» **TASK INPUTS**:
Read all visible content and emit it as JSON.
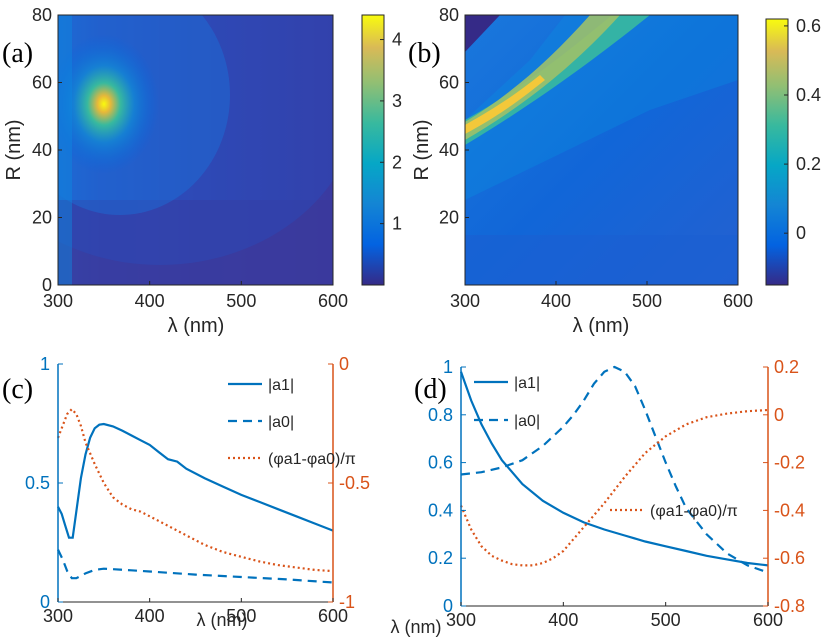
{
  "chart_data": [
    {
      "panel": "(a)",
      "type": "heatmap",
      "xlabel": "λ (nm)",
      "ylabel": "R (nm)",
      "xlim": [
        300,
        600
      ],
      "ylim": [
        0,
        80
      ],
      "xticks": [
        "300",
        "400",
        "500",
        "600"
      ],
      "yticks": [
        "0",
        "20",
        "40",
        "60",
        "80"
      ],
      "colorbar_ticks": [
        "1",
        "2",
        "3",
        "4"
      ],
      "colorbar_range": [
        0,
        4.4
      ],
      "peak": {
        "x": 348,
        "y": 54,
        "value": 4.3
      }
    },
    {
      "panel": "(b)",
      "type": "heatmap",
      "xlabel": "λ (nm)",
      "ylabel": "R (nm)",
      "xlim": [
        300,
        600
      ],
      "ylim": [
        0,
        80
      ],
      "xticks": [
        "300",
        "400",
        "500",
        "600"
      ],
      "yticks": [
        "20",
        "40",
        "60",
        "80"
      ],
      "colorbar_ticks": [
        "0",
        "0.2",
        "0.4",
        "0.6"
      ],
      "colorbar_range": [
        -0.15,
        0.62
      ],
      "ridge": [
        {
          "x": 300,
          "y": 47
        },
        {
          "x": 400,
          "y": 66
        },
        {
          "x": 480,
          "y": 80
        }
      ]
    },
    {
      "panel": "(c)",
      "type": "line",
      "xlabel": "λ (nm)",
      "xlim": [
        300,
        600
      ],
      "ylim_left": [
        0,
        1
      ],
      "ylim_right": [
        -1,
        0
      ],
      "xticks": [
        "300",
        "400",
        "500",
        "600"
      ],
      "yticks_left": [
        "0",
        "0.5",
        "1"
      ],
      "yticks_right": [
        "-1",
        "-0.5",
        "0"
      ],
      "series": [
        {
          "name": "|a1|",
          "axis": "left",
          "style": "solid",
          "x": [
            300,
            304,
            308,
            312,
            316,
            320,
            325,
            330,
            335,
            340,
            345,
            350,
            360,
            370,
            380,
            390,
            400,
            410,
            420,
            430,
            440,
            460,
            480,
            500,
            520,
            540,
            560,
            580,
            600
          ],
          "y": [
            0.4,
            0.37,
            0.32,
            0.27,
            0.27,
            0.38,
            0.52,
            0.62,
            0.69,
            0.73,
            0.745,
            0.748,
            0.738,
            0.72,
            0.7,
            0.68,
            0.66,
            0.63,
            0.6,
            0.59,
            0.56,
            0.52,
            0.485,
            0.45,
            0.42,
            0.39,
            0.36,
            0.33,
            0.3
          ]
        },
        {
          "name": "|a0|",
          "axis": "left",
          "style": "dashed",
          "x": [
            300,
            305,
            310,
            315,
            320,
            325,
            330,
            340,
            350,
            360,
            380,
            400,
            450,
            500,
            550,
            600
          ],
          "y": [
            0.22,
            0.18,
            0.13,
            0.1,
            0.1,
            0.11,
            0.12,
            0.135,
            0.14,
            0.138,
            0.133,
            0.128,
            0.115,
            0.105,
            0.095,
            0.082
          ]
        },
        {
          "name": "(φa1-φa0)/π",
          "axis": "right",
          "style": "dotted",
          "x": [
            300,
            305,
            310,
            315,
            320,
            325,
            330,
            340,
            350,
            360,
            370,
            380,
            390,
            400,
            420,
            440,
            460,
            480,
            500,
            520,
            540,
            560,
            580,
            600
          ],
          "y": [
            -0.31,
            -0.26,
            -0.21,
            -0.19,
            -0.21,
            -0.26,
            -0.33,
            -0.42,
            -0.5,
            -0.56,
            -0.59,
            -0.61,
            -0.62,
            -0.64,
            -0.68,
            -0.72,
            -0.76,
            -0.79,
            -0.81,
            -0.83,
            -0.845,
            -0.855,
            -0.865,
            -0.87
          ]
        }
      ],
      "legend": [
        "|a1|",
        "|a0|",
        "(φa1-φa0)/π"
      ]
    },
    {
      "panel": "(d)",
      "type": "line",
      "xlabel": "λ (nm)",
      "xlim": [
        300,
        600
      ],
      "ylim_left": [
        0,
        1
      ],
      "ylim_right": [
        -0.8,
        0.2
      ],
      "xticks": [
        "300",
        "400",
        "500",
        "600"
      ],
      "yticks_left": [
        "0",
        "0.2",
        "0.4",
        "0.6",
        "0.8",
        "1"
      ],
      "yticks_right": [
        "-0.8",
        "-0.6",
        "-0.4",
        "-0.2",
        "0",
        "0.2"
      ],
      "series": [
        {
          "name": "|a1|",
          "axis": "left",
          "style": "solid",
          "x": [
            300,
            310,
            320,
            330,
            340,
            350,
            360,
            380,
            400,
            420,
            440,
            460,
            480,
            500,
            520,
            540,
            560,
            580,
            600
          ],
          "y": [
            0.98,
            0.86,
            0.76,
            0.68,
            0.61,
            0.56,
            0.51,
            0.44,
            0.39,
            0.35,
            0.32,
            0.295,
            0.27,
            0.25,
            0.23,
            0.21,
            0.195,
            0.18,
            0.17
          ]
        },
        {
          "name": "|a0|",
          "axis": "left",
          "style": "dashed",
          "x": [
            300,
            320,
            340,
            360,
            380,
            400,
            410,
            420,
            430,
            440,
            450,
            460,
            470,
            480,
            490,
            500,
            510,
            520,
            540,
            560,
            580,
            600
          ],
          "y": [
            0.55,
            0.56,
            0.58,
            0.61,
            0.67,
            0.75,
            0.8,
            0.86,
            0.93,
            0.98,
            1.0,
            0.98,
            0.92,
            0.82,
            0.71,
            0.6,
            0.5,
            0.41,
            0.3,
            0.22,
            0.17,
            0.14
          ]
        },
        {
          "name": "(φa1-φa0)/π",
          "axis": "right",
          "style": "dotted",
          "x": [
            300,
            310,
            320,
            330,
            340,
            350,
            360,
            370,
            380,
            390,
            400,
            420,
            440,
            460,
            480,
            500,
            520,
            540,
            560,
            580,
            600
          ],
          "y": [
            -0.38,
            -0.48,
            -0.55,
            -0.59,
            -0.61,
            -0.625,
            -0.63,
            -0.63,
            -0.62,
            -0.6,
            -0.57,
            -0.47,
            -0.37,
            -0.26,
            -0.16,
            -0.09,
            -0.04,
            -0.01,
            0.005,
            0.015,
            0.02
          ]
        }
      ],
      "legend": [
        "|a1|",
        "|a0|",
        "(φa1-φa0)/π"
      ]
    }
  ],
  "labels": {
    "panel_a": "(a)",
    "panel_b": "(b)",
    "panel_c": "(c)",
    "panel_d": "(d)",
    "xlabel": "λ (nm)",
    "ylabel_R": "R (nm)"
  },
  "colors": {
    "blue": "#0072BD",
    "orange": "#D95319",
    "dark_base": "#3a3a9a"
  }
}
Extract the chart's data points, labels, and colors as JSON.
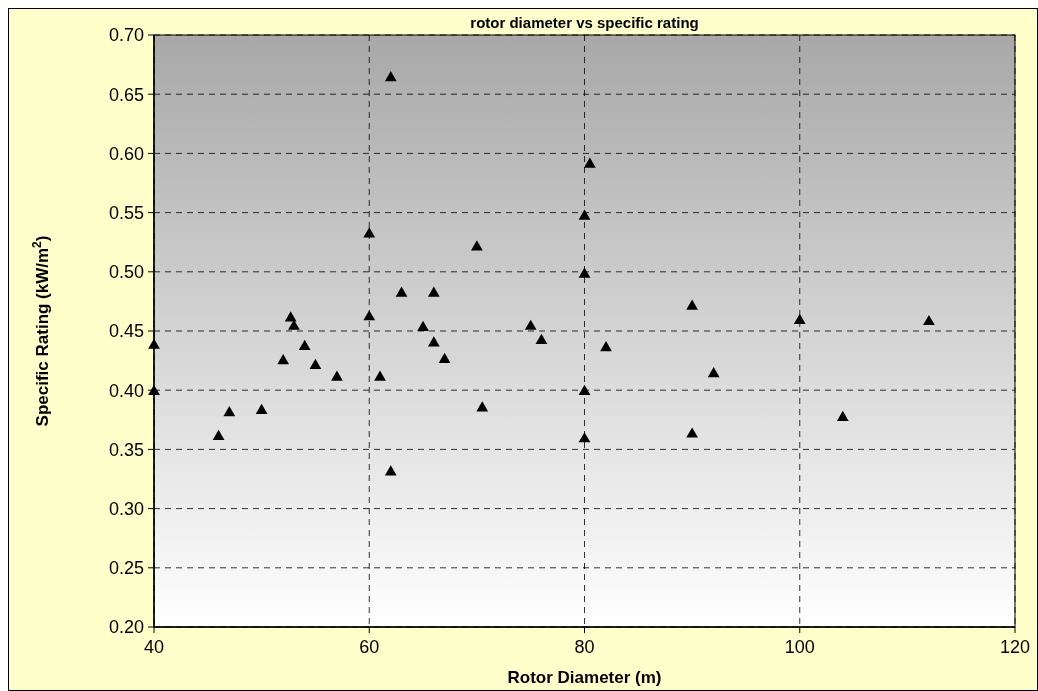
{
  "chart_data": {
    "type": "scatter",
    "title": "rotor diameter vs specific rating",
    "xlabel": "Rotor Diameter (m)",
    "ylabel": "Specific Rating (kW/m$^{2}$)",
    "x": [
      40,
      40,
      46,
      47,
      50,
      52,
      52.7,
      53,
      54,
      55,
      57,
      60,
      60,
      61,
      62,
      62,
      63,
      65,
      66,
      66,
      67,
      70,
      70.5,
      75,
      76,
      80,
      80.5,
      80,
      80,
      80,
      82,
      90,
      90,
      92,
      100,
      104,
      112
    ],
    "values": [
      0.437,
      0.398,
      0.36,
      0.38,
      0.382,
      0.424,
      0.46,
      0.453,
      0.436,
      0.42,
      0.41,
      0.531,
      0.461,
      0.41,
      0.663,
      0.33,
      0.481,
      0.452,
      0.481,
      0.439,
      0.425,
      0.52,
      0.384,
      0.453,
      0.441,
      0.546,
      0.59,
      0.497,
      0.398,
      0.358,
      0.435,
      0.47,
      0.362,
      0.413,
      0.458,
      0.376,
      0.457
    ],
    "color": "#000000",
    "marker": "triangle",
    "grid": true,
    "xlim": [
      40,
      120
    ],
    "xticks": [
      40,
      60,
      80,
      100,
      120
    ],
    "ylim": [
      0.2,
      0.7
    ],
    "yticks": [
      {
        "value": 0.2,
        "label": "0.20"
      },
      {
        "value": 0.25,
        "label": "0.25"
      },
      {
        "value": 0.3,
        "label": "0.30"
      },
      {
        "value": 0.35,
        "label": "0.35"
      },
      {
        "value": 0.4,
        "label": "0.40"
      },
      {
        "value": 0.45,
        "label": "0.45"
      },
      {
        "value": 0.5,
        "label": "0.50"
      },
      {
        "value": 0.55,
        "label": "0.55"
      },
      {
        "value": 0.6,
        "label": "0.60"
      },
      {
        "value": 0.65,
        "label": "0.65"
      },
      {
        "value": 0.7,
        "label": "0.70"
      }
    ]
  }
}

» **SHORT EXERCISE**:
Find the lines above that contain the word "colors" and collect them.

» **WRITTEN ANSWER**:
  "colors": {
Extract the chart's data points, labels, and colors as JSON.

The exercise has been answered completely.